Directions:
Go through the lines below and copy each one that holds the string "badge".
### Record extracts ###
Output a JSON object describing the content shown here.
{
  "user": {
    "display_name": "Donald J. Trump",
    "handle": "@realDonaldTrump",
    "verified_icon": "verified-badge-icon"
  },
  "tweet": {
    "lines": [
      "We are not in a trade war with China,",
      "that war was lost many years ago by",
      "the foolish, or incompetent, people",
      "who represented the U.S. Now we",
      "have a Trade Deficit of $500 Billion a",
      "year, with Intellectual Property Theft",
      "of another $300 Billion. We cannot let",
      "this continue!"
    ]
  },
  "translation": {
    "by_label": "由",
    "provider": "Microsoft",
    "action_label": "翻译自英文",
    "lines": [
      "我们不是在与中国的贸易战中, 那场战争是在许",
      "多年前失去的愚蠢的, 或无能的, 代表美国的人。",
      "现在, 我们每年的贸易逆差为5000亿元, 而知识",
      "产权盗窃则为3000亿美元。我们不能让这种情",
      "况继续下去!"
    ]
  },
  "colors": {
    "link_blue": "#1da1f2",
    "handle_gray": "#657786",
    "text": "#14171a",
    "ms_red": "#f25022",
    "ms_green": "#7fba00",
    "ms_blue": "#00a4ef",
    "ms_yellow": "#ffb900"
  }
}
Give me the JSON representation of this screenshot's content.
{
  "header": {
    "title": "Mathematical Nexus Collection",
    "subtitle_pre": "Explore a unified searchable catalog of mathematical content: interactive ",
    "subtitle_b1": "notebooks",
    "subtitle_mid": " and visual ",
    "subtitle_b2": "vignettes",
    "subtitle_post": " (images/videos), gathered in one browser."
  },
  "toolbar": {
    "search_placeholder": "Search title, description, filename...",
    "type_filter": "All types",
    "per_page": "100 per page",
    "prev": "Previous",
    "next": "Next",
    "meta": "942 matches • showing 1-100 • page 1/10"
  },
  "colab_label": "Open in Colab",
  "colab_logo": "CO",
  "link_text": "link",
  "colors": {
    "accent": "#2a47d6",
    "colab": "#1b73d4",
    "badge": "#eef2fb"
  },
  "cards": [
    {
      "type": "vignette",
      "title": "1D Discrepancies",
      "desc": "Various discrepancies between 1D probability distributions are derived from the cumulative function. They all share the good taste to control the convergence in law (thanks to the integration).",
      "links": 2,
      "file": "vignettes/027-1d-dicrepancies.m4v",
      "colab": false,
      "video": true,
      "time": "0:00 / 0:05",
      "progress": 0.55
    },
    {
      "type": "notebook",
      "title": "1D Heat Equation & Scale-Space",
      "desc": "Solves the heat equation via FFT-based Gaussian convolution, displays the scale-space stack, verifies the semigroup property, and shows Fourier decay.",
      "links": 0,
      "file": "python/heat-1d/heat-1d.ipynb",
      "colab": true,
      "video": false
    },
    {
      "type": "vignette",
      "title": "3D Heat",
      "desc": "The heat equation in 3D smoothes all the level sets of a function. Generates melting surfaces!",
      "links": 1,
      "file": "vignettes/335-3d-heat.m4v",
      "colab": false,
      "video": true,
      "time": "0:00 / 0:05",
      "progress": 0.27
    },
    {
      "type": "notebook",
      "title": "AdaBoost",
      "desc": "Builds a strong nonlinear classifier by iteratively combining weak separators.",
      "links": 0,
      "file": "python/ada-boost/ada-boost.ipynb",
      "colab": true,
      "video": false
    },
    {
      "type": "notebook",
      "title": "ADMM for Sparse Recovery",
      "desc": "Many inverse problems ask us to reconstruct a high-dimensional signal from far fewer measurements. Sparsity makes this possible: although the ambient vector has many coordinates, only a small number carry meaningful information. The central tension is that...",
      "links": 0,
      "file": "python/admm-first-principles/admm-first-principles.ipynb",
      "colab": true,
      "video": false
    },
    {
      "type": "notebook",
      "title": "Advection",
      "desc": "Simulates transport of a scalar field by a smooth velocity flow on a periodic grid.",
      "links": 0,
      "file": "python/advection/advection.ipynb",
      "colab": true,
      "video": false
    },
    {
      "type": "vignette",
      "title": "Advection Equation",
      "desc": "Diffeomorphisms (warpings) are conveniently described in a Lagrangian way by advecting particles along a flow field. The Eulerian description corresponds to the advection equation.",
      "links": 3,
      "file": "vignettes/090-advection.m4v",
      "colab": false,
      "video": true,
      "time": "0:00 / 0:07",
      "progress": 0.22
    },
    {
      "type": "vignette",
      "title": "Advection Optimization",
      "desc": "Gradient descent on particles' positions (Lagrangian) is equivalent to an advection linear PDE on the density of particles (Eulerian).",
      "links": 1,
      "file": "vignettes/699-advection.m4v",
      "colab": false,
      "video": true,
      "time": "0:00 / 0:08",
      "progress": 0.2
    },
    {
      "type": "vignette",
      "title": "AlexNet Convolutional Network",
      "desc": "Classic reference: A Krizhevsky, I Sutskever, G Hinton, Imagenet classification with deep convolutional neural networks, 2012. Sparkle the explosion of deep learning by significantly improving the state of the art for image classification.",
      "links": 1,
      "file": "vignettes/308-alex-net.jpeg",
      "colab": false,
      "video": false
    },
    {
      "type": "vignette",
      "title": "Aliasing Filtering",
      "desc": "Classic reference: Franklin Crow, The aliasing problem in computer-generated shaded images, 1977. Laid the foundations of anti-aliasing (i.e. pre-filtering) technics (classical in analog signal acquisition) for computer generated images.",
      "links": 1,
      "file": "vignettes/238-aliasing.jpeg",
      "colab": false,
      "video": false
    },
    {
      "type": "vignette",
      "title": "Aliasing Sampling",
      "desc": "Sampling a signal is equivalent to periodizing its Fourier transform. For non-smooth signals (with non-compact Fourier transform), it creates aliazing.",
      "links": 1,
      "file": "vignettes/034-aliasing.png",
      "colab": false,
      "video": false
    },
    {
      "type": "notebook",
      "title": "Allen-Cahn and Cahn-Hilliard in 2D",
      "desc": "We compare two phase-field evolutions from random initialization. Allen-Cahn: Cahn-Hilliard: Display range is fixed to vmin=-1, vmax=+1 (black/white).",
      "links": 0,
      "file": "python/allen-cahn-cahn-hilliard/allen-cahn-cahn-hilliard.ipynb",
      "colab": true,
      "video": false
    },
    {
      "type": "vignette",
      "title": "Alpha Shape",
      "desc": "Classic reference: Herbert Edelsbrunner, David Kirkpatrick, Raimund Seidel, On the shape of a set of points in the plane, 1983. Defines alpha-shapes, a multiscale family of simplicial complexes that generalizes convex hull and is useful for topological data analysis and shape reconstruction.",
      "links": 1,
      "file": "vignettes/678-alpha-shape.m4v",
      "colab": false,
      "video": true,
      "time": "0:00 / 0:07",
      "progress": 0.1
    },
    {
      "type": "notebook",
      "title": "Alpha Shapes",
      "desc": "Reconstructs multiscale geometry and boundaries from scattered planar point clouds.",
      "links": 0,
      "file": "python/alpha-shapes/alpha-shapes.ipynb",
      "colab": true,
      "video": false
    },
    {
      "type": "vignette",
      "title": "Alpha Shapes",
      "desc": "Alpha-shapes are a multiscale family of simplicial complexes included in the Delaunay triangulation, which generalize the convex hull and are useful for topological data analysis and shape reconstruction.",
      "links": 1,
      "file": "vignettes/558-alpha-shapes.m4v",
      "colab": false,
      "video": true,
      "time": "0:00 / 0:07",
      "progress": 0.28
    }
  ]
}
###
Output:
    "verified_icon": "verified-badge-icon"
    "badge": "#eef2fb"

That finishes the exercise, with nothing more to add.